TO DO: Retype each line of the material exactly, please, skipping any picture in it.

ITEMS:
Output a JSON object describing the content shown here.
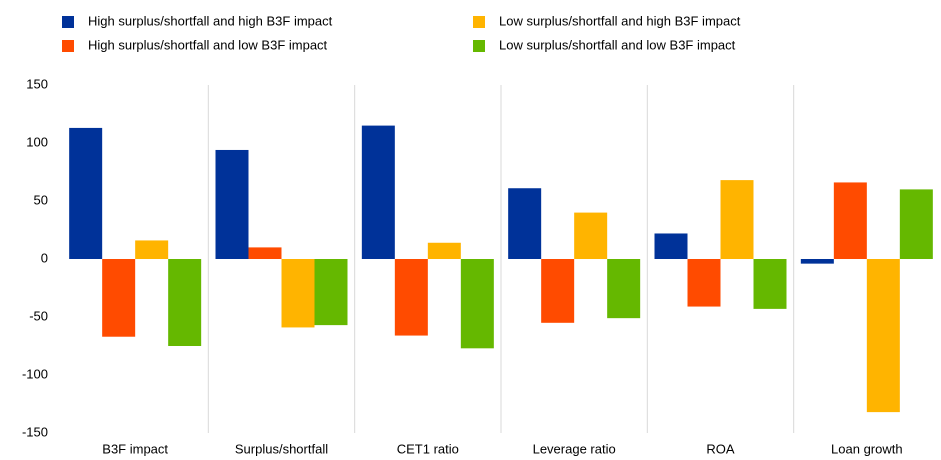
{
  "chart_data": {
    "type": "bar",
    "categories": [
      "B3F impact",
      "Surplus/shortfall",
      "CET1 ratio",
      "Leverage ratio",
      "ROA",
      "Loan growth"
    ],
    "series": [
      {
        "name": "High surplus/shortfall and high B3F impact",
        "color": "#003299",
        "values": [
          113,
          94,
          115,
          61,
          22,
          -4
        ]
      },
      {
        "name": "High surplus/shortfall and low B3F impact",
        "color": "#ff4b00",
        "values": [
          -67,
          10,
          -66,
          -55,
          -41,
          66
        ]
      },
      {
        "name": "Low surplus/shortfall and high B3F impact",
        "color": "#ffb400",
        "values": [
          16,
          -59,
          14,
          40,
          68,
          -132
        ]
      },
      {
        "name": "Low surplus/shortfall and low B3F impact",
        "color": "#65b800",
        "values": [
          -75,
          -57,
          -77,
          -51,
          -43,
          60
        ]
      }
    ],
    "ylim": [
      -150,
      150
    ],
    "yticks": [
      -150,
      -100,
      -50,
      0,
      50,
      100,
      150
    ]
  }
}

RESPONSE BELOW:
Output a JSON object describing the content shown here.
{
  "chart_data": {
    "type": "bar",
    "categories": [
      "B3F impact",
      "Surplus/shortfall",
      "CET1 ratio",
      "Leverage ratio",
      "ROA",
      "Loan growth"
    ],
    "series": [
      {
        "name": "High surplus/shortfall and high B3F impact",
        "color": "#003299",
        "values": [
          113,
          94,
          115,
          61,
          22,
          -4
        ]
      },
      {
        "name": "High surplus/shortfall and low B3F impact",
        "color": "#ff4b00",
        "values": [
          -67,
          10,
          -66,
          -55,
          -41,
          66
        ]
      },
      {
        "name": "Low surplus/shortfall and high B3F impact",
        "color": "#ffb400",
        "values": [
          16,
          -59,
          14,
          40,
          68,
          -132
        ]
      },
      {
        "name": "Low surplus/shortfall and low B3F impact",
        "color": "#65b800",
        "values": [
          -75,
          -57,
          -77,
          -51,
          -43,
          60
        ]
      }
    ],
    "ylim": [
      -150,
      150
    ],
    "yticks": [
      -150,
      -100,
      -50,
      0,
      50,
      100,
      150
    ]
  }
}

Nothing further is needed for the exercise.